Written request ▸ Please find all lines in the data that hold the string "business" and copy them.

Extracted records ▸
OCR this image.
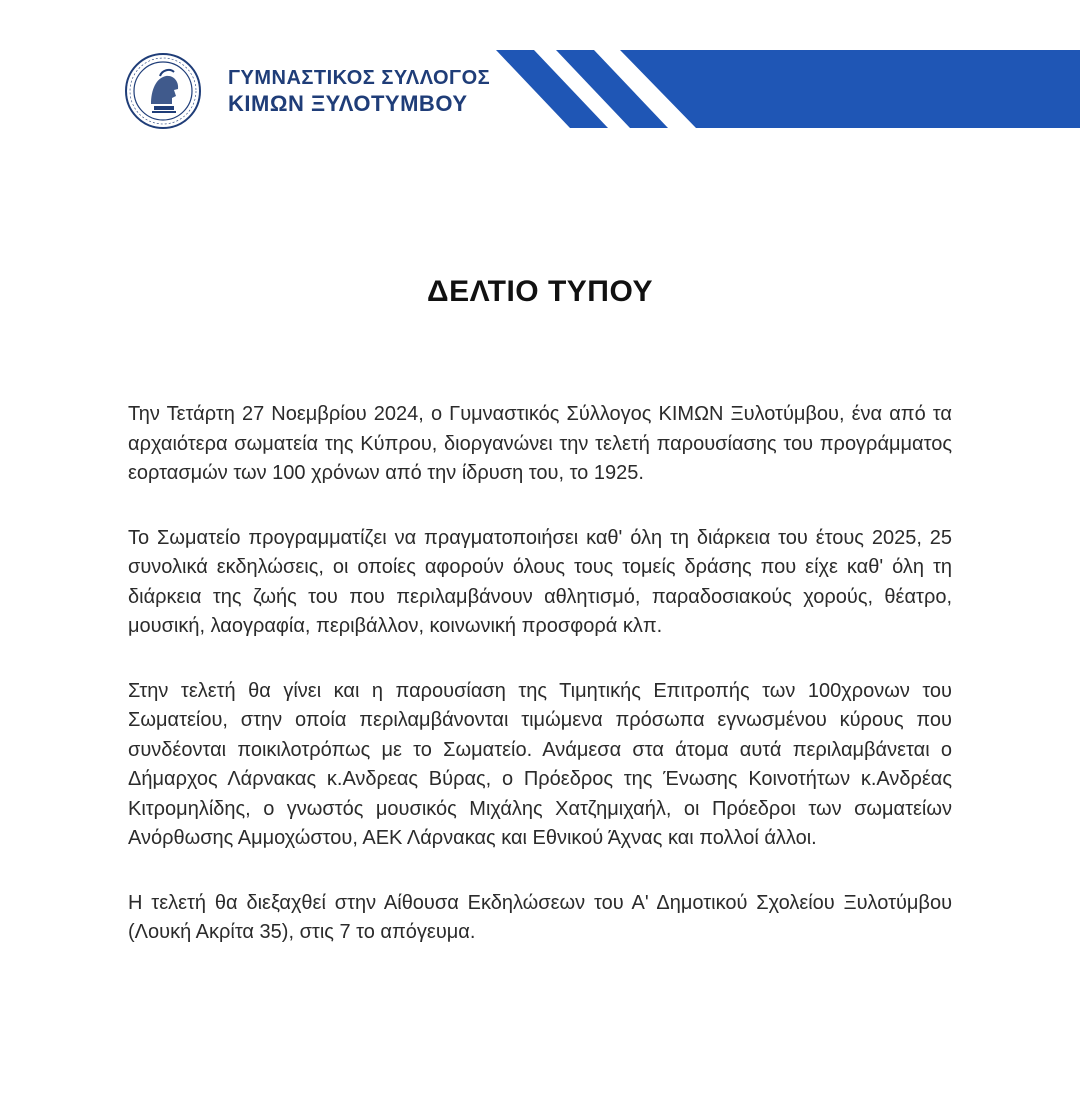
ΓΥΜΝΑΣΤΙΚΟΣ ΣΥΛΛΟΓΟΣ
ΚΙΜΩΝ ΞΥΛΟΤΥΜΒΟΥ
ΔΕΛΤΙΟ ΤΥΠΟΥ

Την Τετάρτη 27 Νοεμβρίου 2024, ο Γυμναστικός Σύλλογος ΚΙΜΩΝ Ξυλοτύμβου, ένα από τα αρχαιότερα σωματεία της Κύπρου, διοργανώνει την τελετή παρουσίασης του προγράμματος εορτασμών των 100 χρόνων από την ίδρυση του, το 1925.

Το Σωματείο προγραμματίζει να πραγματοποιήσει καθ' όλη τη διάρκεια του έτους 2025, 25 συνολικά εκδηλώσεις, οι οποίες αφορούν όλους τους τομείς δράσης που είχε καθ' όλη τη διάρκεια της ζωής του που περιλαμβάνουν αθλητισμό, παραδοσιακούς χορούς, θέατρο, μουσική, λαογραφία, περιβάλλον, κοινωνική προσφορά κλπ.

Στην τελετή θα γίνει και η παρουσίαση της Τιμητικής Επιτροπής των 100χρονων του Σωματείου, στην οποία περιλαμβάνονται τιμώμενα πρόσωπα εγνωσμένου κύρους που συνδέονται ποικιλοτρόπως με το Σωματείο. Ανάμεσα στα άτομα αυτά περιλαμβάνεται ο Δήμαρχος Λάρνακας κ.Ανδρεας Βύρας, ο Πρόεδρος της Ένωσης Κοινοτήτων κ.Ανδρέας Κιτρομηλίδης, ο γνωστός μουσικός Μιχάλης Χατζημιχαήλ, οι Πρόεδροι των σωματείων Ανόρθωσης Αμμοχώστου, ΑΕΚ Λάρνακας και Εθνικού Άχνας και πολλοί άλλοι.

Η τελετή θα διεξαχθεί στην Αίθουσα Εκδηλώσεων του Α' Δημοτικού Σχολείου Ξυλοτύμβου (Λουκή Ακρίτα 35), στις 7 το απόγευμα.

--

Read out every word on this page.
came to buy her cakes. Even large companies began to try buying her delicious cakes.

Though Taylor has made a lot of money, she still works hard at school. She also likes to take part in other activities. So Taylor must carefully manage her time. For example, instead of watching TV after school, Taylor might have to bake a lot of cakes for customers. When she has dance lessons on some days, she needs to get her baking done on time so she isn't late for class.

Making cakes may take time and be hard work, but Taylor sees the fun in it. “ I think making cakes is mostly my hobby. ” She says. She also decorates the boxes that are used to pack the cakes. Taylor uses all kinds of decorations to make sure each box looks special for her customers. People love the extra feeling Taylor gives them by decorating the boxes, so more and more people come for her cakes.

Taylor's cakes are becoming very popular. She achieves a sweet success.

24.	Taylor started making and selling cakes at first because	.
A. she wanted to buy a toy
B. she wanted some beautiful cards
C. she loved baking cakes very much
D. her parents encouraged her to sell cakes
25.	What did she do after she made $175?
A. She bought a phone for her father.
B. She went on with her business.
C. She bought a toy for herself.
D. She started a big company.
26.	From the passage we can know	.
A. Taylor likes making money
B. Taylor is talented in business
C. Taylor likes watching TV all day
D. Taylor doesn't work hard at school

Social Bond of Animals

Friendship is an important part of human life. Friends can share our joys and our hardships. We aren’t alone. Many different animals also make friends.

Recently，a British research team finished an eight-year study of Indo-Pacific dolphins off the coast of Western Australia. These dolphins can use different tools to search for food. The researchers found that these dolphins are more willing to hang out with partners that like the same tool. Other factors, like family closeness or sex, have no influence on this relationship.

Output of the task ▸
B. She went on with her business.
B. Taylor is talented in business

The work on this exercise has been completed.